Each line below must be set down exactly; omit any image you find.

**MATERIALS PROVIDED**
■ ■ ■

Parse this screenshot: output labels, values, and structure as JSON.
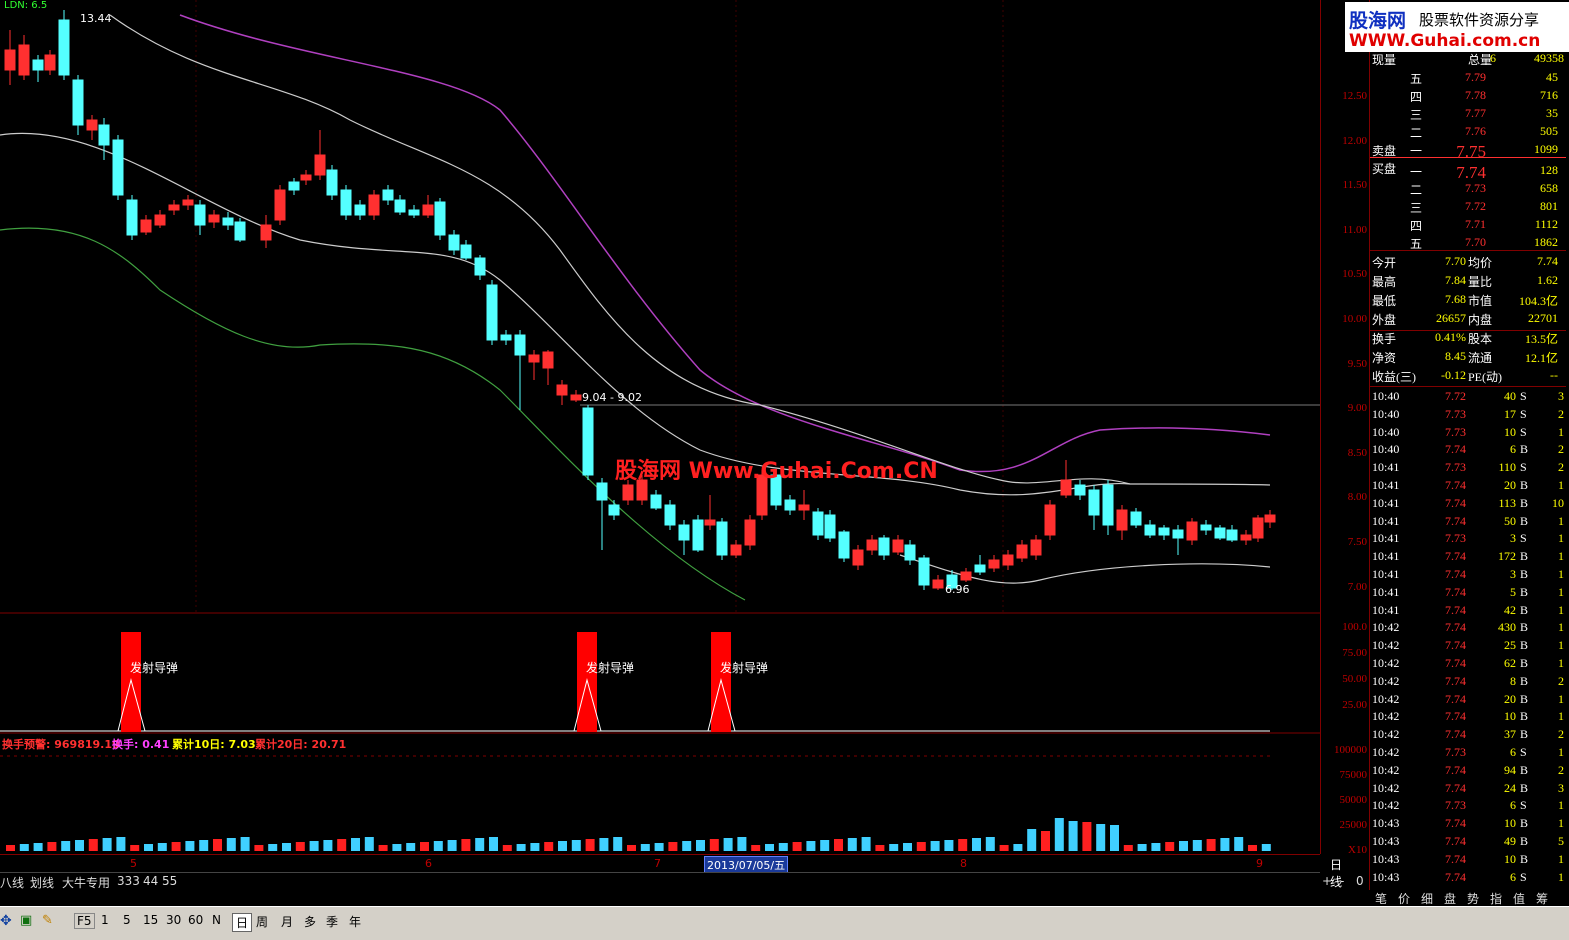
{
  "indicator_header": "LDN: 6.5",
  "price_labels": {
    "high_mark": "13.44",
    "range_mark": "9.04 - 9.02",
    "low_mark": "6.96",
    "watermark": "股海网 Www.Guhai.Com.CN"
  },
  "signal_label": "发射导弹",
  "volume_header": {
    "t1": "换手预警: 969819.19",
    "t2": "换手: 0.41",
    "t3": "累计10日: 7.03",
    "t4": "累计20日: 20.71"
  },
  "price_axis": [
    "12.50",
    "12.00",
    "11.50",
    "11.00",
    "10.50",
    "10.00",
    "9.50",
    "9.00",
    "8.50",
    "8.00",
    "7.50",
    "7.00"
  ],
  "sig_axis": [
    "100.0",
    "75.00",
    "50.00",
    "25.00"
  ],
  "vol_axis": [
    "100000",
    "75000",
    "50000",
    "25000",
    "X10"
  ],
  "date_ticks": [
    "5",
    "6",
    "7",
    "8",
    "9"
  ],
  "date_current": "2013/07/05/五",
  "tabs": [
    "八线",
    "划线",
    "大牛专用",
    "333",
    "44",
    "55"
  ],
  "period_label": "日线",
  "zoom": {
    "plus": "+",
    "minus": "-",
    "zero": "0"
  },
  "logo": {
    "cn": "股海网",
    "slogan": "股票软件资源分享",
    "url": "WWW.Guhai.com.cn"
  },
  "quote": {
    "sell": [
      [
        "五",
        "7.79",
        "45"
      ],
      [
        "四",
        "7.78",
        "716"
      ],
      [
        "三",
        "7.77",
        "35"
      ],
      [
        "二",
        "7.76",
        "505"
      ],
      [
        "一",
        "7.75",
        "1099"
      ]
    ],
    "buy": [
      [
        "一",
        "7.74",
        "128"
      ],
      [
        "二",
        "7.73",
        "658"
      ],
      [
        "三",
        "7.72",
        "801"
      ],
      [
        "四",
        "7.71",
        "1112"
      ],
      [
        "五",
        "7.70",
        "1862"
      ]
    ],
    "sell_title": "卖盘",
    "buy_title": "买盘",
    "stats": [
      [
        "今开",
        "7.70",
        "均价",
        "7.74"
      ],
      [
        "最高",
        "7.84",
        "量比",
        "1.62"
      ],
      [
        "最低",
        "7.68",
        "市值",
        "104.3亿"
      ],
      [
        "外盘",
        "26657",
        "内盘",
        "22701"
      ],
      [
        "换手",
        "0.41%",
        "股本",
        "13.5亿"
      ],
      [
        "净资",
        "8.45",
        "流通",
        "12.1亿"
      ],
      [
        "收益(三)",
        "-0.12",
        "PE(动)",
        "--"
      ]
    ],
    "ticks": [
      [
        "10:40",
        "7.72",
        "40",
        "S",
        "3"
      ],
      [
        "10:40",
        "7.73",
        "17",
        "S",
        "2"
      ],
      [
        "10:40",
        "7.73",
        "10",
        "S",
        "1"
      ],
      [
        "10:40",
        "7.74",
        "6",
        "B",
        "2"
      ],
      [
        "10:41",
        "7.73",
        "110",
        "S",
        "2"
      ],
      [
        "10:41",
        "7.74",
        "20",
        "B",
        "1"
      ],
      [
        "10:41",
        "7.74",
        "113",
        "B",
        "10"
      ],
      [
        "10:41",
        "7.74",
        "50",
        "B",
        "1"
      ],
      [
        "10:41",
        "7.73",
        "3",
        "S",
        "1"
      ],
      [
        "10:41",
        "7.74",
        "172",
        "B",
        "1"
      ],
      [
        "10:41",
        "7.74",
        "3",
        "B",
        "1"
      ],
      [
        "10:41",
        "7.74",
        "5",
        "B",
        "1"
      ],
      [
        "10:41",
        "7.74",
        "42",
        "B",
        "1"
      ],
      [
        "10:42",
        "7.74",
        "430",
        "B",
        "1"
      ],
      [
        "10:42",
        "7.74",
        "25",
        "B",
        "1"
      ],
      [
        "10:42",
        "7.74",
        "62",
        "B",
        "1"
      ],
      [
        "10:42",
        "7.74",
        "8",
        "B",
        "2"
      ],
      [
        "10:42",
        "7.74",
        "20",
        "B",
        "1"
      ],
      [
        "10:42",
        "7.74",
        "10",
        "B",
        "1"
      ],
      [
        "10:42",
        "7.74",
        "37",
        "B",
        "2"
      ],
      [
        "10:42",
        "7.73",
        "6",
        "S",
        "1"
      ],
      [
        "10:42",
        "7.74",
        "94",
        "B",
        "2"
      ],
      [
        "10:42",
        "7.74",
        "24",
        "B",
        "3"
      ],
      [
        "10:42",
        "7.73",
        "6",
        "S",
        "1"
      ],
      [
        "10:43",
        "7.74",
        "10",
        "B",
        "1"
      ],
      [
        "10:43",
        "7.74",
        "49",
        "B",
        "5"
      ],
      [
        "10:43",
        "7.74",
        "10",
        "B",
        "1"
      ],
      [
        "10:43",
        "7.74",
        "6",
        "S",
        "1"
      ]
    ],
    "top_row": [
      "现量",
      "6",
      "总量",
      "49358"
    ],
    "bottom_tabs": [
      "笔",
      "价",
      "细",
      "盘",
      "势",
      "指",
      "值",
      "筹"
    ]
  },
  "bottom_bar": [
    "F5",
    "1",
    "5",
    "15",
    "30",
    "60",
    "N",
    "日",
    "周",
    "月",
    "多",
    "季",
    "年"
  ]
}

■ ■ ■

**ANSWER TO THIS PROBLEM**
Parse this screenshot: output labels, values, and structure as JSON.
{
  "indicator_header": "LDN: 6.5",
  "price_labels": {
    "high_mark": "13.44",
    "range_mark": "9.04 - 9.02",
    "low_mark": "6.96",
    "watermark": "股海网 Www.Guhai.Com.CN"
  },
  "signal_label": "发射导弹",
  "volume_header": {
    "t1": "换手预警: 969819.19",
    "t2": "换手: 0.41",
    "t3": "累计10日: 7.03",
    "t4": "累计20日: 20.71"
  },
  "price_axis": [
    "12.50",
    "12.00",
    "11.50",
    "11.00",
    "10.50",
    "10.00",
    "9.50",
    "9.00",
    "8.50",
    "8.00",
    "7.50",
    "7.00"
  ],
  "sig_axis": [
    "100.0",
    "75.00",
    "50.00",
    "25.00"
  ],
  "vol_axis": [
    "100000",
    "75000",
    "50000",
    "25000",
    "X10"
  ],
  "date_ticks": [
    "5",
    "6",
    "7",
    "8",
    "9"
  ],
  "date_current": "2013/07/05/五",
  "tabs": [
    "八线",
    "划线",
    "大牛专用",
    "333",
    "44",
    "55"
  ],
  "period_label": "日线",
  "zoom": {
    "plus": "+",
    "minus": "-",
    "zero": "0"
  },
  "logo": {
    "cn": "股海网",
    "slogan": "股票软件资源分享",
    "url": "WWW.Guhai.com.cn"
  },
  "quote": {
    "sell": [
      [
        "五",
        "7.79",
        "45"
      ],
      [
        "四",
        "7.78",
        "716"
      ],
      [
        "三",
        "7.77",
        "35"
      ],
      [
        "二",
        "7.76",
        "505"
      ],
      [
        "一",
        "7.75",
        "1099"
      ]
    ],
    "buy": [
      [
        "一",
        "7.74",
        "128"
      ],
      [
        "二",
        "7.73",
        "658"
      ],
      [
        "三",
        "7.72",
        "801"
      ],
      [
        "四",
        "7.71",
        "1112"
      ],
      [
        "五",
        "7.70",
        "1862"
      ]
    ],
    "sell_title": "卖盘",
    "buy_title": "买盘",
    "stats": [
      [
        "今开",
        "7.70",
        "均价",
        "7.74"
      ],
      [
        "最高",
        "7.84",
        "量比",
        "1.62"
      ],
      [
        "最低",
        "7.68",
        "市值",
        "104.3亿"
      ],
      [
        "外盘",
        "26657",
        "内盘",
        "22701"
      ],
      [
        "换手",
        "0.41%",
        "股本",
        "13.5亿"
      ],
      [
        "净资",
        "8.45",
        "流通",
        "12.1亿"
      ],
      [
        "收益(三)",
        "-0.12",
        "PE(动)",
        "--"
      ]
    ],
    "ticks": [
      [
        "10:40",
        "7.72",
        "40",
        "S",
        "3"
      ],
      [
        "10:40",
        "7.73",
        "17",
        "S",
        "2"
      ],
      [
        "10:40",
        "7.73",
        "10",
        "S",
        "1"
      ],
      [
        "10:40",
        "7.74",
        "6",
        "B",
        "2"
      ],
      [
        "10:41",
        "7.73",
        "110",
        "S",
        "2"
      ],
      [
        "10:41",
        "7.74",
        "20",
        "B",
        "1"
      ],
      [
        "10:41",
        "7.74",
        "113",
        "B",
        "10"
      ],
      [
        "10:41",
        "7.74",
        "50",
        "B",
        "1"
      ],
      [
        "10:41",
        "7.73",
        "3",
        "S",
        "1"
      ],
      [
        "10:41",
        "7.74",
        "172",
        "B",
        "1"
      ],
      [
        "10:41",
        "7.74",
        "3",
        "B",
        "1"
      ],
      [
        "10:41",
        "7.74",
        "5",
        "B",
        "1"
      ],
      [
        "10:41",
        "7.74",
        "42",
        "B",
        "1"
      ],
      [
        "10:42",
        "7.74",
        "430",
        "B",
        "1"
      ],
      [
        "10:42",
        "7.74",
        "25",
        "B",
        "1"
      ],
      [
        "10:42",
        "7.74",
        "62",
        "B",
        "1"
      ],
      [
        "10:42",
        "7.74",
        "8",
        "B",
        "2"
      ],
      [
        "10:42",
        "7.74",
        "20",
        "B",
        "1"
      ],
      [
        "10:42",
        "7.74",
        "10",
        "B",
        "1"
      ],
      [
        "10:42",
        "7.74",
        "37",
        "B",
        "2"
      ],
      [
        "10:42",
        "7.73",
        "6",
        "S",
        "1"
      ],
      [
        "10:42",
        "7.74",
        "94",
        "B",
        "2"
      ],
      [
        "10:42",
        "7.74",
        "24",
        "B",
        "3"
      ],
      [
        "10:42",
        "7.73",
        "6",
        "S",
        "1"
      ],
      [
        "10:43",
        "7.74",
        "10",
        "B",
        "1"
      ],
      [
        "10:43",
        "7.74",
        "49",
        "B",
        "5"
      ],
      [
        "10:43",
        "7.74",
        "10",
        "B",
        "1"
      ],
      [
        "10:43",
        "7.74",
        "6",
        "S",
        "1"
      ]
    ],
    "top_row": [
      "现量",
      "6",
      "总量",
      "49358"
    ],
    "bottom_tabs": [
      "笔",
      "价",
      "细",
      "盘",
      "势",
      "指",
      "值",
      "筹"
    ]
  },
  "bottom_bar": [
    "F5",
    "1",
    "5",
    "15",
    "30",
    "60",
    "N",
    "日",
    "周",
    "月",
    "多",
    "季",
    "年"
  ]
}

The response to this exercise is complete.